Entries from a dataset
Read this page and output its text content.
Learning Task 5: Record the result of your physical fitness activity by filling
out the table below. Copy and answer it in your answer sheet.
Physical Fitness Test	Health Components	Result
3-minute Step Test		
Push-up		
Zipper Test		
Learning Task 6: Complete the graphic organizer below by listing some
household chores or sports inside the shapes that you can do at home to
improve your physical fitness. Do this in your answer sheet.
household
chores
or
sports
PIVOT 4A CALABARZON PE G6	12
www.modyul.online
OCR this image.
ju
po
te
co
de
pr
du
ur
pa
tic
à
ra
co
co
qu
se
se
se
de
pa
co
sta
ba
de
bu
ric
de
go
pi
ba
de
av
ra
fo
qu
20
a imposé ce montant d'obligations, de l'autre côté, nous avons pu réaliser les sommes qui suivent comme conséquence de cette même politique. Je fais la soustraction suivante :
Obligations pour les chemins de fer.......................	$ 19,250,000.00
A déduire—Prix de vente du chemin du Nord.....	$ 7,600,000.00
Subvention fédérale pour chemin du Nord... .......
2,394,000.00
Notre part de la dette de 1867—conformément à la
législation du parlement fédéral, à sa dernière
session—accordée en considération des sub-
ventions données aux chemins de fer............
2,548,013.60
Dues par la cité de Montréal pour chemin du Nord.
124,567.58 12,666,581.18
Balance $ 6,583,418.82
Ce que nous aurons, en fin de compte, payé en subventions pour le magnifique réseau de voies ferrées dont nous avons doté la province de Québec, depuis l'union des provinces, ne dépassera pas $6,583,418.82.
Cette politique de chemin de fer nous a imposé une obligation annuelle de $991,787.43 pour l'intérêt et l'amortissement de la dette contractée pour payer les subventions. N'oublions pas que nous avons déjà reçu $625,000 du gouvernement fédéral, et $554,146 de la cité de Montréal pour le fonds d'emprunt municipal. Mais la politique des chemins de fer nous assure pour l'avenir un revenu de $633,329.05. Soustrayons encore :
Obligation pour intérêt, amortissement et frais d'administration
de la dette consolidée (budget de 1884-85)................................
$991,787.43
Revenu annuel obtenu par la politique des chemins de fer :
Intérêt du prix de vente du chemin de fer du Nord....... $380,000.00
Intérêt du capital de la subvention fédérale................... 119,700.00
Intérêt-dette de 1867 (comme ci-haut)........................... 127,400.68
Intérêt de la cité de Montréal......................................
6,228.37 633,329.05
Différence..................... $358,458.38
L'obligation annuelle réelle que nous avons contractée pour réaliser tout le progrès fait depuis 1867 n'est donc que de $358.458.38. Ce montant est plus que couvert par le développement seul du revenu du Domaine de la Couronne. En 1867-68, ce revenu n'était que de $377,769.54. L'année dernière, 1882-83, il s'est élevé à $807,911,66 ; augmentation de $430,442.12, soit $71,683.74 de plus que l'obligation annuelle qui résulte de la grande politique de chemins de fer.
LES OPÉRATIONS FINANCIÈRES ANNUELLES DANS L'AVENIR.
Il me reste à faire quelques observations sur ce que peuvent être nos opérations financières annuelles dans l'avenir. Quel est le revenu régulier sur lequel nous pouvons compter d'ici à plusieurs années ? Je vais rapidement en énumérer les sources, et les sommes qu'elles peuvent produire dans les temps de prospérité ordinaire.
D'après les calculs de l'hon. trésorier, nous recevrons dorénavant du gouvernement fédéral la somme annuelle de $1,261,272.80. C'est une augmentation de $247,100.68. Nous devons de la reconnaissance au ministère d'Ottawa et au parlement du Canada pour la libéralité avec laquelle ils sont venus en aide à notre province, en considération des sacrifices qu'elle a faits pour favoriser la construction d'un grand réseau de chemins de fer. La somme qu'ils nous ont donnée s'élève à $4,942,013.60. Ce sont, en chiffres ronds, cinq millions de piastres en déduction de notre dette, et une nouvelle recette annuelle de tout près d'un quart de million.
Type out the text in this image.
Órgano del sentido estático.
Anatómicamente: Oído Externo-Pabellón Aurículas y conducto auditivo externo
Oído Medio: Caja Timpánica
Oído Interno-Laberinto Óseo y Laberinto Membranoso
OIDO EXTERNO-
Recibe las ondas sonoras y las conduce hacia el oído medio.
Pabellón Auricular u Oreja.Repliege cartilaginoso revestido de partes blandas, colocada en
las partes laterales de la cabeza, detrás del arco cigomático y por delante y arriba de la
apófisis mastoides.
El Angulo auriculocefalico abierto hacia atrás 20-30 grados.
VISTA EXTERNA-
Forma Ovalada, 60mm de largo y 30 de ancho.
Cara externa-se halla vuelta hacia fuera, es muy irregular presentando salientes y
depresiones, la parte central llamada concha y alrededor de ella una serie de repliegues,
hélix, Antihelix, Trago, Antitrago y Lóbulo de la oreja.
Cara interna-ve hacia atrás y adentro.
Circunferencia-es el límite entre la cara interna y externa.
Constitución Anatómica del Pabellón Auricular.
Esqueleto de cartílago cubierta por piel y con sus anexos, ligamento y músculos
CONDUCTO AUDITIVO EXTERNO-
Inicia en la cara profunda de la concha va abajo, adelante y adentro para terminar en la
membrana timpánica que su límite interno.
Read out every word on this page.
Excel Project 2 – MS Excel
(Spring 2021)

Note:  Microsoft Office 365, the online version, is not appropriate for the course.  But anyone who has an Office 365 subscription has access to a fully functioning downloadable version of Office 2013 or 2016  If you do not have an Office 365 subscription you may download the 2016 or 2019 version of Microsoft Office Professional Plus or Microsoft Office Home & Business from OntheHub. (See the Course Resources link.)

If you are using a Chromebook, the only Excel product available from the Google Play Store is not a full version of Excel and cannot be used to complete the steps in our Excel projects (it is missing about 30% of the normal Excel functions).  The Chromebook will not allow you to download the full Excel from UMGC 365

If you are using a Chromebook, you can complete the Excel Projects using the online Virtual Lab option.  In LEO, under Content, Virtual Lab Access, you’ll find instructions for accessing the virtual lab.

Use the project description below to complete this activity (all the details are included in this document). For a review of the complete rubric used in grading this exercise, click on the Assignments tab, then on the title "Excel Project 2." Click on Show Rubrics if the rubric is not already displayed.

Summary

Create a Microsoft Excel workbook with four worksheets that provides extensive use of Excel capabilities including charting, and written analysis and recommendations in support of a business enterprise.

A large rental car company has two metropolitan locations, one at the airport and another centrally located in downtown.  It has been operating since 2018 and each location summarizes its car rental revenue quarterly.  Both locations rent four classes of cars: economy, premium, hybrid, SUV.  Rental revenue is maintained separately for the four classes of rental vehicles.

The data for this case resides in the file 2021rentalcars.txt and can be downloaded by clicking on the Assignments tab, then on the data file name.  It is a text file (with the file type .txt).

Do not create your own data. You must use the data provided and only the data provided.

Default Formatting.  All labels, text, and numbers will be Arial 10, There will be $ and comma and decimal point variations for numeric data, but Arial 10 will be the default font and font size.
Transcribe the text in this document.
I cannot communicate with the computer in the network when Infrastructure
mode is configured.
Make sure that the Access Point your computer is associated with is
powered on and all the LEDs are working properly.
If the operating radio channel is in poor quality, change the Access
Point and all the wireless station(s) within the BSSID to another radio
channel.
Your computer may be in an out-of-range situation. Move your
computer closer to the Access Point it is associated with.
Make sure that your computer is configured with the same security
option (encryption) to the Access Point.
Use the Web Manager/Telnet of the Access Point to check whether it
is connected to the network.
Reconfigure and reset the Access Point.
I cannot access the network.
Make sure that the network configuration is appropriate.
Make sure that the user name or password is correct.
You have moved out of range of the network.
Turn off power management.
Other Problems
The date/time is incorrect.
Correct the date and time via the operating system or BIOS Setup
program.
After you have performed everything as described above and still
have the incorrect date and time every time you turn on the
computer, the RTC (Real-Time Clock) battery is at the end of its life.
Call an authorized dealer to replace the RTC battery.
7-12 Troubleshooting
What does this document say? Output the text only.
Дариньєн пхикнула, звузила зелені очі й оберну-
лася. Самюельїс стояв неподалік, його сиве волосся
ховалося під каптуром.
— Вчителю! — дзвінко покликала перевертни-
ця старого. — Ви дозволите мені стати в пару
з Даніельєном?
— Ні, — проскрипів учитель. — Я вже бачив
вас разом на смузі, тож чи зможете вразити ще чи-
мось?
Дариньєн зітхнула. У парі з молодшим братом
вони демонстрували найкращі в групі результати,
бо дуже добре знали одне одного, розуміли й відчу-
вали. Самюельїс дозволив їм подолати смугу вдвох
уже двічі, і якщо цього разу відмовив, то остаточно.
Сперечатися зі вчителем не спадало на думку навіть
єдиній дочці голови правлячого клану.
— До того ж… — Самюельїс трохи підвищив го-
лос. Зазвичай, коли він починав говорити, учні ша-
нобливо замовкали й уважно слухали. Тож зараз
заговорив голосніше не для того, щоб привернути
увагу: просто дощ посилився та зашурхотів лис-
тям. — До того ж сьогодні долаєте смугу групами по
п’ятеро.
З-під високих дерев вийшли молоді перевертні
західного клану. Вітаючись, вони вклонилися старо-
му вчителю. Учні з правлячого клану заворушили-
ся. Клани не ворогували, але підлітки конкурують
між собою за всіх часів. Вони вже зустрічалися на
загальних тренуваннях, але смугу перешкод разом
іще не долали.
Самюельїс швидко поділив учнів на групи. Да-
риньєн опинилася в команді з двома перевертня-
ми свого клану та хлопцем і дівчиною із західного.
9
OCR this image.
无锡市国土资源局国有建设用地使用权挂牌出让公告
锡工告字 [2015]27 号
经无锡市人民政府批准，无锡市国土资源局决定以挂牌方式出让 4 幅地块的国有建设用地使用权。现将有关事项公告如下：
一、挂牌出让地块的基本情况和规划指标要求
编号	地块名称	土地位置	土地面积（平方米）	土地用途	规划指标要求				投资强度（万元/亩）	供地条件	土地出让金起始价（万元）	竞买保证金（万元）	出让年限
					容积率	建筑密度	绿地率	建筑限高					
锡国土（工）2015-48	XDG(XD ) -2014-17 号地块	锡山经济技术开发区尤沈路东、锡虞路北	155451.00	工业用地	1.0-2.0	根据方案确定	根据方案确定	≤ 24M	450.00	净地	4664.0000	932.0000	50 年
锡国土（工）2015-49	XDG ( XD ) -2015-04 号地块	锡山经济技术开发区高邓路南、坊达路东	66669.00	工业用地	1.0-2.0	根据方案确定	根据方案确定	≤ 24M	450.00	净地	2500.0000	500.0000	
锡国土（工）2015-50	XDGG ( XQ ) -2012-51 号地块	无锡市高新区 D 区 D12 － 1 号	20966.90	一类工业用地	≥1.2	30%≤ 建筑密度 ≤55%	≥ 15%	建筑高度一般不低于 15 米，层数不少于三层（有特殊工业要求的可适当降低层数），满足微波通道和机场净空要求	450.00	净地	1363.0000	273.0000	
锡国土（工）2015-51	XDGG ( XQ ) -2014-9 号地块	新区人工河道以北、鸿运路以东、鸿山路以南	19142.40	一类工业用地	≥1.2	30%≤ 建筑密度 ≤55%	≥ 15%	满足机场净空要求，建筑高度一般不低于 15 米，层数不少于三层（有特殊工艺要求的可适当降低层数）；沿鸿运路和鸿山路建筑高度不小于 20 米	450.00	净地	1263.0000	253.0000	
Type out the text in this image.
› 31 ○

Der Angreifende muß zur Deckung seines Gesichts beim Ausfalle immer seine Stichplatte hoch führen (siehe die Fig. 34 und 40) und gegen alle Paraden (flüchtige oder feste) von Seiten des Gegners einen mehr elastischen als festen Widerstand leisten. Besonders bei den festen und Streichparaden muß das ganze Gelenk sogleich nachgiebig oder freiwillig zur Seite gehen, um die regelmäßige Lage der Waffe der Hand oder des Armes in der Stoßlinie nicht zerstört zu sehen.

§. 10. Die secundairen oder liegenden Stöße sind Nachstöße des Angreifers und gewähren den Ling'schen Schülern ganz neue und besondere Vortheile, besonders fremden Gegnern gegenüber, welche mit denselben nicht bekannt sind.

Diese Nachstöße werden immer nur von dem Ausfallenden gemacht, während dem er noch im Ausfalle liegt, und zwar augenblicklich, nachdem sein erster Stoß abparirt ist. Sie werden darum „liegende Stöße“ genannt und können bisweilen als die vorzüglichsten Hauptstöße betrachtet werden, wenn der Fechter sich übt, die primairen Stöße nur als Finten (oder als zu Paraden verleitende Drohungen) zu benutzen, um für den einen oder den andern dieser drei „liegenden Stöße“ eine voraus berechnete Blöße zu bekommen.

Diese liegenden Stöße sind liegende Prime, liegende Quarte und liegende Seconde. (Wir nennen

### What you have to do
Find the lines that include the string "Assignments", then copy each of them.

### Output for this exercise
Use the project description below to complete this activity (all the details are included in this document). For a review of the complete rubric used in grading this exercise, click on the Assignments tab, then on the title "Excel Project 2." Click on Show Rubrics if the rubric is not already displayed.
The data for this case resides in the file 2021rentalcars.txt and can be downloaded by clicking on the Assignments tab, then on the data file name.  It is a text file (with the file type .txt).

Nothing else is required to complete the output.